▸ Listed entries
==================================================
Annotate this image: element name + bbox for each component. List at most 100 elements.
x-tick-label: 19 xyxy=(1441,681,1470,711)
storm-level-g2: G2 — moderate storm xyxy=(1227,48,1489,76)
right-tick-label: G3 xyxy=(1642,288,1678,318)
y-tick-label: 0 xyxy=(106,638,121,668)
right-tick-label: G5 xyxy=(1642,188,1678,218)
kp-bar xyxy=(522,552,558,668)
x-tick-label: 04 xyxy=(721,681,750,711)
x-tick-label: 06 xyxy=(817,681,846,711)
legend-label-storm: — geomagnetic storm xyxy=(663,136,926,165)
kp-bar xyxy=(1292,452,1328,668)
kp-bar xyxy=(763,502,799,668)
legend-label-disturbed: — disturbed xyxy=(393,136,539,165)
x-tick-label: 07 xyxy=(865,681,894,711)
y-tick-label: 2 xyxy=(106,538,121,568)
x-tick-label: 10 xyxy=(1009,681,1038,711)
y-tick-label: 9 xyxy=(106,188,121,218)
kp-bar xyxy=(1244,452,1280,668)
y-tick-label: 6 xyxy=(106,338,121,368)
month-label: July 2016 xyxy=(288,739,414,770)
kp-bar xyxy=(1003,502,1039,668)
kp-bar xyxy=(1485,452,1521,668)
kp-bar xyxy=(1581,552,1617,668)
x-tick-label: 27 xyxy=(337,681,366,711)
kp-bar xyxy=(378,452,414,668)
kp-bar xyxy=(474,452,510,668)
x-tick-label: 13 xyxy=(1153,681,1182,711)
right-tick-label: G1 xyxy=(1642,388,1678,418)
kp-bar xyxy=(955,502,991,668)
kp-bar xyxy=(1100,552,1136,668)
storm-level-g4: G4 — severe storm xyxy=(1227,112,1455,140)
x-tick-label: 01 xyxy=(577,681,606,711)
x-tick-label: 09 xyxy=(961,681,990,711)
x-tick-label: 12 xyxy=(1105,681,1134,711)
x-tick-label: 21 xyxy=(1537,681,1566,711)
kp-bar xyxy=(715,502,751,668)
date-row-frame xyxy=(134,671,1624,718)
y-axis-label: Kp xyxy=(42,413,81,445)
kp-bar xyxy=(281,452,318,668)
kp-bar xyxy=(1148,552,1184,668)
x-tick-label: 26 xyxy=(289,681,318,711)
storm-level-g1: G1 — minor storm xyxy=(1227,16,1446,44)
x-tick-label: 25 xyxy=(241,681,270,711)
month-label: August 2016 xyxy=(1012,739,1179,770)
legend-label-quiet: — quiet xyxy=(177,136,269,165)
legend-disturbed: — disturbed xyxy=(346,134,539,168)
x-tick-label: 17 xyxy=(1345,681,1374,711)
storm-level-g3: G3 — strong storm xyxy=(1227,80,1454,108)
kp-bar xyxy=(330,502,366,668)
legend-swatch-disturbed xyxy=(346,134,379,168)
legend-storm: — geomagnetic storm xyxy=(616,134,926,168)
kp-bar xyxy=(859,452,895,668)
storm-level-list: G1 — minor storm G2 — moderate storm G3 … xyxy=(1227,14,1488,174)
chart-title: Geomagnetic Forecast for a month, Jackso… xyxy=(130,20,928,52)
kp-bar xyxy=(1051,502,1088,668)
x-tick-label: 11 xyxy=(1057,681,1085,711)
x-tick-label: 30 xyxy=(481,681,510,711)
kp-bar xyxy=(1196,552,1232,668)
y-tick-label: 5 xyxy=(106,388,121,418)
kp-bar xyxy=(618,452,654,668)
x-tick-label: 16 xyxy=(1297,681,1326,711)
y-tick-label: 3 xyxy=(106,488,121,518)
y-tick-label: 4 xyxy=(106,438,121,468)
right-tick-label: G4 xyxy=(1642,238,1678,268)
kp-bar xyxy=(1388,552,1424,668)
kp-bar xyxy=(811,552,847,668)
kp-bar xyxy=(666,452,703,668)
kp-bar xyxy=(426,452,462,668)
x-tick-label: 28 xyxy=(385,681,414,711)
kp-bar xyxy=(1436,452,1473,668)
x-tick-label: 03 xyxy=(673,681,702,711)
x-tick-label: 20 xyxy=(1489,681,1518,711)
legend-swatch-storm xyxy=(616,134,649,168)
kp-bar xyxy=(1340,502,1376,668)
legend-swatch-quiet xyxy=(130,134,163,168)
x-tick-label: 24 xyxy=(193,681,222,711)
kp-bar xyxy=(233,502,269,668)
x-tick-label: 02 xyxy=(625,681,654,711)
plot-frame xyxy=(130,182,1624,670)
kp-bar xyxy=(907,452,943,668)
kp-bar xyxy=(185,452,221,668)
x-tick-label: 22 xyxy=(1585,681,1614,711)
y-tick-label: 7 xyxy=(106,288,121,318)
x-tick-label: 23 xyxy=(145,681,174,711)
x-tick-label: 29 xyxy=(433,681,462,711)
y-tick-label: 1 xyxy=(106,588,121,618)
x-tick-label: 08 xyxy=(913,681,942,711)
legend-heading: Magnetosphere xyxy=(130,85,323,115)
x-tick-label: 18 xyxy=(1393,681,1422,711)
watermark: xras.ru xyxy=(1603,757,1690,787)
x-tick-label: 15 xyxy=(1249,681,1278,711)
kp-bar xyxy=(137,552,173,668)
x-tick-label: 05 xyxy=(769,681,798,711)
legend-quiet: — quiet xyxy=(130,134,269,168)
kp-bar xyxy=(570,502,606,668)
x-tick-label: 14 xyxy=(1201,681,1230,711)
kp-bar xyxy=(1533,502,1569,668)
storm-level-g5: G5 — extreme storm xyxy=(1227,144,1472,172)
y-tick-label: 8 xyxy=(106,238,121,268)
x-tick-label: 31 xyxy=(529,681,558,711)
==================================================
▸ Task goal
Please output all of the data above again, line for line, with nothing changed.

▸ Full response
Annotate this image: element name + bbox for each component. List at most 100 elements.
x-tick-label: 19 xyxy=(1441,681,1470,711)
storm-level-g2: G2 — moderate storm xyxy=(1227,48,1489,76)
right-tick-label: G3 xyxy=(1642,288,1678,318)
y-tick-label: 0 xyxy=(106,638,121,668)
right-tick-label: G5 xyxy=(1642,188,1678,218)
kp-bar xyxy=(522,552,558,668)
x-tick-label: 04 xyxy=(721,681,750,711)
x-tick-label: 06 xyxy=(817,681,846,711)
legend-label-storm: — geomagnetic storm xyxy=(663,136,926,165)
kp-bar xyxy=(1292,452,1328,668)
kp-bar xyxy=(763,502,799,668)
legend-label-disturbed: — disturbed xyxy=(393,136,539,165)
x-tick-label: 07 xyxy=(865,681,894,711)
y-tick-label: 2 xyxy=(106,538,121,568)
x-tick-label: 10 xyxy=(1009,681,1038,711)
y-tick-label: 9 xyxy=(106,188,121,218)
kp-bar xyxy=(1244,452,1280,668)
y-tick-label: 6 xyxy=(106,338,121,368)
month-label: July 2016 xyxy=(288,739,414,770)
kp-bar xyxy=(1003,502,1039,668)
kp-bar xyxy=(1485,452,1521,668)
kp-bar xyxy=(1581,552,1617,668)
x-tick-label: 27 xyxy=(337,681,366,711)
kp-bar xyxy=(378,452,414,668)
kp-bar xyxy=(474,452,510,668)
x-tick-label: 13 xyxy=(1153,681,1182,711)
right-tick-label: G1 xyxy=(1642,388,1678,418)
kp-bar xyxy=(955,502,991,668)
kp-bar xyxy=(1100,552,1136,668)
storm-level-g4: G4 — severe storm xyxy=(1227,112,1455,140)
x-tick-label: 01 xyxy=(577,681,606,711)
x-tick-label: 09 xyxy=(961,681,990,711)
x-tick-label: 12 xyxy=(1105,681,1134,711)
x-tick-label: 21 xyxy=(1537,681,1566,711)
kp-bar xyxy=(715,502,751,668)
date-row-frame xyxy=(134,671,1624,718)
y-axis-label: Kp xyxy=(42,413,81,445)
kp-bar xyxy=(281,452,318,668)
kp-bar xyxy=(1148,552,1184,668)
x-tick-label: 26 xyxy=(289,681,318,711)
storm-level-g1: G1 — minor storm xyxy=(1227,16,1446,44)
x-tick-label: 25 xyxy=(241,681,270,711)
month-label: August 2016 xyxy=(1012,739,1179,770)
legend-label-quiet: — quiet xyxy=(177,136,269,165)
legend-disturbed: — disturbed xyxy=(346,134,539,168)
x-tick-label: 17 xyxy=(1345,681,1374,711)
storm-level-g3: G3 — strong storm xyxy=(1227,80,1454,108)
kp-bar xyxy=(330,502,366,668)
legend-swatch-disturbed xyxy=(346,134,379,168)
legend-storm: — geomagnetic storm xyxy=(616,134,926,168)
kp-bar xyxy=(859,452,895,668)
storm-level-list: G1 — minor storm G2 — moderate storm G3 … xyxy=(1227,14,1488,174)
chart-title: Geomagnetic Forecast for a month, Jackso… xyxy=(130,20,928,52)
kp-bar xyxy=(1051,502,1088,668)
x-tick-label: 11 xyxy=(1057,681,1085,711)
x-tick-label: 30 xyxy=(481,681,510,711)
kp-bar xyxy=(1196,552,1232,668)
y-tick-label: 5 xyxy=(106,388,121,418)
kp-bar xyxy=(618,452,654,668)
x-tick-label: 16 xyxy=(1297,681,1326,711)
y-tick-label: 3 xyxy=(106,488,121,518)
y-tick-label: 4 xyxy=(106,438,121,468)
right-tick-label: G4 xyxy=(1642,238,1678,268)
kp-bar xyxy=(1388,552,1424,668)
kp-bar xyxy=(811,552,847,668)
kp-bar xyxy=(666,452,703,668)
kp-bar xyxy=(426,452,462,668)
x-tick-label: 28 xyxy=(385,681,414,711)
kp-bar xyxy=(1436,452,1473,668)
x-tick-label: 03 xyxy=(673,681,702,711)
x-tick-label: 20 xyxy=(1489,681,1518,711)
legend-swatch-storm xyxy=(616,134,649,168)
kp-bar xyxy=(1340,502,1376,668)
legend-swatch-quiet xyxy=(130,134,163,168)
x-tick-label: 24 xyxy=(193,681,222,711)
kp-bar xyxy=(233,502,269,668)
x-tick-label: 02 xyxy=(625,681,654,711)
plot-frame xyxy=(130,182,1624,670)
kp-bar xyxy=(907,452,943,668)
kp-bar xyxy=(185,452,221,668)
x-tick-label: 22 xyxy=(1585,681,1614,711)
y-tick-label: 7 xyxy=(106,288,121,318)
x-tick-label: 23 xyxy=(145,681,174,711)
x-tick-label: 29 xyxy=(433,681,462,711)
y-tick-label: 1 xyxy=(106,588,121,618)
x-tick-label: 08 xyxy=(913,681,942,711)
legend-heading: Magnetosphere xyxy=(130,85,323,115)
x-tick-label: 18 xyxy=(1393,681,1422,711)
watermark: xras.ru xyxy=(1603,757,1690,787)
x-tick-label: 15 xyxy=(1249,681,1278,711)
kp-bar xyxy=(137,552,173,668)
x-tick-label: 05 xyxy=(769,681,798,711)
legend-quiet: — quiet xyxy=(130,134,269,168)
kp-bar xyxy=(570,502,606,668)
x-tick-label: 14 xyxy=(1201,681,1230,711)
kp-bar xyxy=(1533,502,1569,668)
storm-level-g5: G5 — extreme storm xyxy=(1227,144,1472,172)
y-tick-label: 8 xyxy=(106,238,121,268)
x-tick-label: 31 xyxy=(529,681,558,711)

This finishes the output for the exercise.